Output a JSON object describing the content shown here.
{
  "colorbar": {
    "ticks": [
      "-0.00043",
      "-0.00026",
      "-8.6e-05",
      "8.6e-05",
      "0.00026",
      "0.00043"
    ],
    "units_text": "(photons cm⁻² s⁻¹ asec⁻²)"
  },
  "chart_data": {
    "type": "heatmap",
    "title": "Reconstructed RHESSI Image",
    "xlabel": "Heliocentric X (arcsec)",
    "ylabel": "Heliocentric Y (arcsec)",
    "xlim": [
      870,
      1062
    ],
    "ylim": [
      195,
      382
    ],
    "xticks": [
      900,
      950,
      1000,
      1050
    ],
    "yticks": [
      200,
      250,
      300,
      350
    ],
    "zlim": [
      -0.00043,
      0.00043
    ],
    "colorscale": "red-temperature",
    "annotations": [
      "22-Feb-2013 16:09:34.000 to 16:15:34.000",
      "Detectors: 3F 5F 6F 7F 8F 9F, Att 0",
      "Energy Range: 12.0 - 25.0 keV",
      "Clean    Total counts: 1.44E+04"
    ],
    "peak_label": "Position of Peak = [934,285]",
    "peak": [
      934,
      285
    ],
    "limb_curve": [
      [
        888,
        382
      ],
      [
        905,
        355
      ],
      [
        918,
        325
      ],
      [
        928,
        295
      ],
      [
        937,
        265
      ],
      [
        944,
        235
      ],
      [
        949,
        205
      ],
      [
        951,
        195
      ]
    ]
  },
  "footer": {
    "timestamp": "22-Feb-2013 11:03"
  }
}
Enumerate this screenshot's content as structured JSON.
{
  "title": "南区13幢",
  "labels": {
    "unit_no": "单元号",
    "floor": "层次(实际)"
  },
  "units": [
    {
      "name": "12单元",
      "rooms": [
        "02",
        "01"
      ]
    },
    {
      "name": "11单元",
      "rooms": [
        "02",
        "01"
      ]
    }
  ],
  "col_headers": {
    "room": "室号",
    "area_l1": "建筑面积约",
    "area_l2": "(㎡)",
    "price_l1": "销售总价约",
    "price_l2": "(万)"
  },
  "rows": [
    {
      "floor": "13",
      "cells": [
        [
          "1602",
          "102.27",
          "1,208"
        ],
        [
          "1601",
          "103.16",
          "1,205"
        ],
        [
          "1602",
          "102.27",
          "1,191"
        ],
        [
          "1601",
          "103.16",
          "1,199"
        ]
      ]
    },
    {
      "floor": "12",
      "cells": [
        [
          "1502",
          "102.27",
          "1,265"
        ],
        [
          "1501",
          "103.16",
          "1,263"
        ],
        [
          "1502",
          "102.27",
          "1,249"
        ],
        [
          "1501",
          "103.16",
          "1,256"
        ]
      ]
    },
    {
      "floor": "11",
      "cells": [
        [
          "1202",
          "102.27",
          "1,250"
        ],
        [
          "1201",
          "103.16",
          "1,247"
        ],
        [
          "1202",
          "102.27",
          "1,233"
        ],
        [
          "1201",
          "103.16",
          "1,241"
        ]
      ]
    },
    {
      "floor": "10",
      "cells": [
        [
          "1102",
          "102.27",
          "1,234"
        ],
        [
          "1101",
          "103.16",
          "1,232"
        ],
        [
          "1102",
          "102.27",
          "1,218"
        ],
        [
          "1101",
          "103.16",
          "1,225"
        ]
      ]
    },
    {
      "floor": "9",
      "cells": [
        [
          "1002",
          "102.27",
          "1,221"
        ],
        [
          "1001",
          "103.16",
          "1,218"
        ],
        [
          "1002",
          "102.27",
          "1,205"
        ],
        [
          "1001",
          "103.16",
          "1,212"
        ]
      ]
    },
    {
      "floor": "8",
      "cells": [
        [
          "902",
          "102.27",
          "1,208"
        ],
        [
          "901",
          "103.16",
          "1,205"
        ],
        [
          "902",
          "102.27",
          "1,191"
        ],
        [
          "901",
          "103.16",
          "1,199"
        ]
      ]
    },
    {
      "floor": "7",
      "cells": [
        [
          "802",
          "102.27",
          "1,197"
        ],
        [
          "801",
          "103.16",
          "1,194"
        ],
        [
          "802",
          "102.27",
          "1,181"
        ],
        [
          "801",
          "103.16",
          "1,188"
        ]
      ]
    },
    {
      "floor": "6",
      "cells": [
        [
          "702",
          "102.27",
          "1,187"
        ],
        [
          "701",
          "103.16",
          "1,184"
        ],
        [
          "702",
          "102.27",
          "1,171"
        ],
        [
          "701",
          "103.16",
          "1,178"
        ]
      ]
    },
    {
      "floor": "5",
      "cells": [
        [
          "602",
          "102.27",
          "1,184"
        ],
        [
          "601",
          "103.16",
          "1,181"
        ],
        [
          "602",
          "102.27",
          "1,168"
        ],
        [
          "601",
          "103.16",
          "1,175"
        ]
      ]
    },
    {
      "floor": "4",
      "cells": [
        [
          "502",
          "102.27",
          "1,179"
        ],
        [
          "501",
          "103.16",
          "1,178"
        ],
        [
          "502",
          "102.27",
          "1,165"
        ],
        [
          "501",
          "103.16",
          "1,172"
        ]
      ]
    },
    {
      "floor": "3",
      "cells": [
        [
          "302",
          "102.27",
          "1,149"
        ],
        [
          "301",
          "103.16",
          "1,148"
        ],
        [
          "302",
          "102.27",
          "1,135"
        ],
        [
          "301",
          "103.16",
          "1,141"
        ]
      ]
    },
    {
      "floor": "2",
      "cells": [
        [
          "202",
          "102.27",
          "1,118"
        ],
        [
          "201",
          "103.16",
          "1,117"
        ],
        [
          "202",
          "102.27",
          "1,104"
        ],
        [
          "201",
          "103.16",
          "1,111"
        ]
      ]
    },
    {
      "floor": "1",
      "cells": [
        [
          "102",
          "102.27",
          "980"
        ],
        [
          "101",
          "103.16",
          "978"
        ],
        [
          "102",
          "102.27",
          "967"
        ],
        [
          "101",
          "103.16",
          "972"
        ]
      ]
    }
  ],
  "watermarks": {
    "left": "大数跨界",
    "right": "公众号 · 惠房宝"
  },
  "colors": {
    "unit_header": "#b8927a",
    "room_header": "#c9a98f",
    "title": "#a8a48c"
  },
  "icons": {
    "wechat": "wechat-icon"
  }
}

☆ ☆ ☆ ☆

• STATED TASK: Going over the lines above, work out how many include "JSON", then give only that number.

• CORRECT ANSWER: 2